======== RECORDS PROVIDED
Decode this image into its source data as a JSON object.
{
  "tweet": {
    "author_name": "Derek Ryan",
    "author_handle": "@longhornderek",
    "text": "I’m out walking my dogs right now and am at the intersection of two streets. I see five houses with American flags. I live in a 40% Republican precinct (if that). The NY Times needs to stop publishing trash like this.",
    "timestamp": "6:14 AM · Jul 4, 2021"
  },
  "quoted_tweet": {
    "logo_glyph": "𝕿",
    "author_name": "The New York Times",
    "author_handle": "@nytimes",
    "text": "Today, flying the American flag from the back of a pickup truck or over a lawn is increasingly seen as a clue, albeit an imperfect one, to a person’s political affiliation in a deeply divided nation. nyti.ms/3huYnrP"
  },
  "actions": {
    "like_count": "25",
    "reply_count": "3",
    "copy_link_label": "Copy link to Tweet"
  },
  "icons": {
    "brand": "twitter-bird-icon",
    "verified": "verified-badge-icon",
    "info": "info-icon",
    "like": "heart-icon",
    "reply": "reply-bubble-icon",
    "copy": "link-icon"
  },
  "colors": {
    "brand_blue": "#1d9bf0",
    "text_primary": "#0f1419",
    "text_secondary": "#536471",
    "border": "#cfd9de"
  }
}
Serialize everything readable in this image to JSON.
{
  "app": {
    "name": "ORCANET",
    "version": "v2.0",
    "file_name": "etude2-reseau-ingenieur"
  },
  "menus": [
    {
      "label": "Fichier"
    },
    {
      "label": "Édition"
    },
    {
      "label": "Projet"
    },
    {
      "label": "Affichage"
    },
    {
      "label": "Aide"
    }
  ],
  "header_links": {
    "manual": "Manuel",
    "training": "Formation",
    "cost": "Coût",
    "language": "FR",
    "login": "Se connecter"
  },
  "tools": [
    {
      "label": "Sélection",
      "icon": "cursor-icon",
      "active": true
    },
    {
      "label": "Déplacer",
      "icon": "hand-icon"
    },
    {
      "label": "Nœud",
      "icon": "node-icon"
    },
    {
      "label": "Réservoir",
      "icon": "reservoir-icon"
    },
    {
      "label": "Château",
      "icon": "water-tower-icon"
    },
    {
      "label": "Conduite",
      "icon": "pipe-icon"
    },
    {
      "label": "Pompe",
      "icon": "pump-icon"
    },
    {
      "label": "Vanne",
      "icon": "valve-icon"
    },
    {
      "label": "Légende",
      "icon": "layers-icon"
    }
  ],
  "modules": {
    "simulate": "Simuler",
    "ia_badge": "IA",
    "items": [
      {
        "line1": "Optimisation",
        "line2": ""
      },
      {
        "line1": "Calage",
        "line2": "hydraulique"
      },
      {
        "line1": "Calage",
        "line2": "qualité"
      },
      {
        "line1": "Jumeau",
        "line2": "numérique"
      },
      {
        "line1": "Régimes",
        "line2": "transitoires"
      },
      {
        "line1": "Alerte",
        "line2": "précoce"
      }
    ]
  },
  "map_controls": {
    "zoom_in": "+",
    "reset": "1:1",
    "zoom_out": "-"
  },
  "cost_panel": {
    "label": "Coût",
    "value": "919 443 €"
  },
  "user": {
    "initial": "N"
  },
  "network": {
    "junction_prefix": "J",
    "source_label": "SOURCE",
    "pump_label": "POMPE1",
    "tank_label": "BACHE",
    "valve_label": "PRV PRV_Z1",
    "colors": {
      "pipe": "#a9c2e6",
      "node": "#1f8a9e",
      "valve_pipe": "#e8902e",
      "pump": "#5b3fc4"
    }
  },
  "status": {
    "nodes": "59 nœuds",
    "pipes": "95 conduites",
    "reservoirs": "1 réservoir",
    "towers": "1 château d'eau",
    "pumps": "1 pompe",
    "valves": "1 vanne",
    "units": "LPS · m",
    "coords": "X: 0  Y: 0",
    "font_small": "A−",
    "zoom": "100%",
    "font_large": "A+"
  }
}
================
## DIRECTIONS FOR THIS TASK
Output the whole listing above again, word for word.

## ANSWER TO THE EXERCISE
Decode this image into its source data as a JSON object.
{
  "tweet": {
    "author_name": "Derek Ryan",
    "author_handle": "@longhornderek",
    "text": "I’m out walking my dogs right now and am at the intersection of two streets. I see five houses with American flags. I live in a 40% Republican precinct (if that). The NY Times needs to stop publishing trash like this.",
    "timestamp": "6:14 AM · Jul 4, 2021"
  },
  "quoted_tweet": {
    "logo_glyph": "𝕿",
    "author_name": "The New York Times",
    "author_handle": "@nytimes",
    "text": "Today, flying the American flag from the back of a pickup truck or over a lawn is increasingly seen as a clue, albeit an imperfect one, to a person’s political affiliation in a deeply divided nation. nyti.ms/3huYnrP"
  },
  "actions": {
    "like_count": "25",
    "reply_count": "3",
    "copy_link_label": "Copy link to Tweet"
  },
  "icons": {
    "brand": "twitter-bird-icon",
    "verified": "verified-badge-icon",
    "info": "info-icon",
    "like": "heart-icon",
    "reply": "reply-bubble-icon",
    "copy": "link-icon"
  },
  "colors": {
    "brand_blue": "#1d9bf0",
    "text_primary": "#0f1419",
    "text_secondary": "#536471",
    "border": "#cfd9de"
  }
}
Serialize everything readable in this image to JSON.
{
  "app": {
    "name": "ORCANET",
    "version": "v2.0",
    "file_name": "etude2-reseau-ingenieur"
  },
  "menus": [
    {
      "label": "Fichier"
    },
    {
      "label": "Édition"
    },
    {
      "label": "Projet"
    },
    {
      "label": "Affichage"
    },
    {
      "label": "Aide"
    }
  ],
  "header_links": {
    "manual": "Manuel",
    "training": "Formation",
    "cost": "Coût",
    "language": "FR",
    "login": "Se connecter"
  },
  "tools": [
    {
      "label": "Sélection",
      "icon": "cursor-icon",
      "active": true
    },
    {
      "label": "Déplacer",
      "icon": "hand-icon"
    },
    {
      "label": "Nœud",
      "icon": "node-icon"
    },
    {
      "label": "Réservoir",
      "icon": "reservoir-icon"
    },
    {
      "label": "Château",
      "icon": "water-tower-icon"
    },
    {
      "label": "Conduite",
      "icon": "pipe-icon"
    },
    {
      "label": "Pompe",
      "icon": "pump-icon"
    },
    {
      "label": "Vanne",
      "icon": "valve-icon"
    },
    {
      "label": "Légende",
      "icon": "layers-icon"
    }
  ],
  "modules": {
    "simulate": "Simuler",
    "ia_badge": "IA",
    "items": [
      {
        "line1": "Optimisation",
        "line2": ""
      },
      {
        "line1": "Calage",
        "line2": "hydraulique"
      },
      {
        "line1": "Calage",
        "line2": "qualité"
      },
      {
        "line1": "Jumeau",
        "line2": "numérique"
      },
      {
        "line1": "Régimes",
        "line2": "transitoires"
      },
      {
        "line1": "Alerte",
        "line2": "précoce"
      }
    ]
  },
  "map_controls": {
    "zoom_in": "+",
    "reset": "1:1",
    "zoom_out": "-"
  },
  "cost_panel": {
    "label": "Coût",
    "value": "919 443 €"
  },
  "user": {
    "initial": "N"
  },
  "network": {
    "junction_prefix": "J",
    "source_label": "SOURCE",
    "pump_label": "POMPE1",
    "tank_label": "BACHE",
    "valve_label": "PRV PRV_Z1",
    "colors": {
      "pipe": "#a9c2e6",
      "node": "#1f8a9e",
      "valve_pipe": "#e8902e",
      "pump": "#5b3fc4"
    }
  },
  "status": {
    "nodes": "59 nœuds",
    "pipes": "95 conduites",
    "reservoirs": "1 réservoir",
    "towers": "1 château d'eau",
    "pumps": "1 pompe",
    "valves": "1 vanne",
    "units": "LPS · m",
    "coords": "X: 0  Y: 0",
    "font_small": "A−",
    "zoom": "100%",
    "font_large": "A+"
  }
}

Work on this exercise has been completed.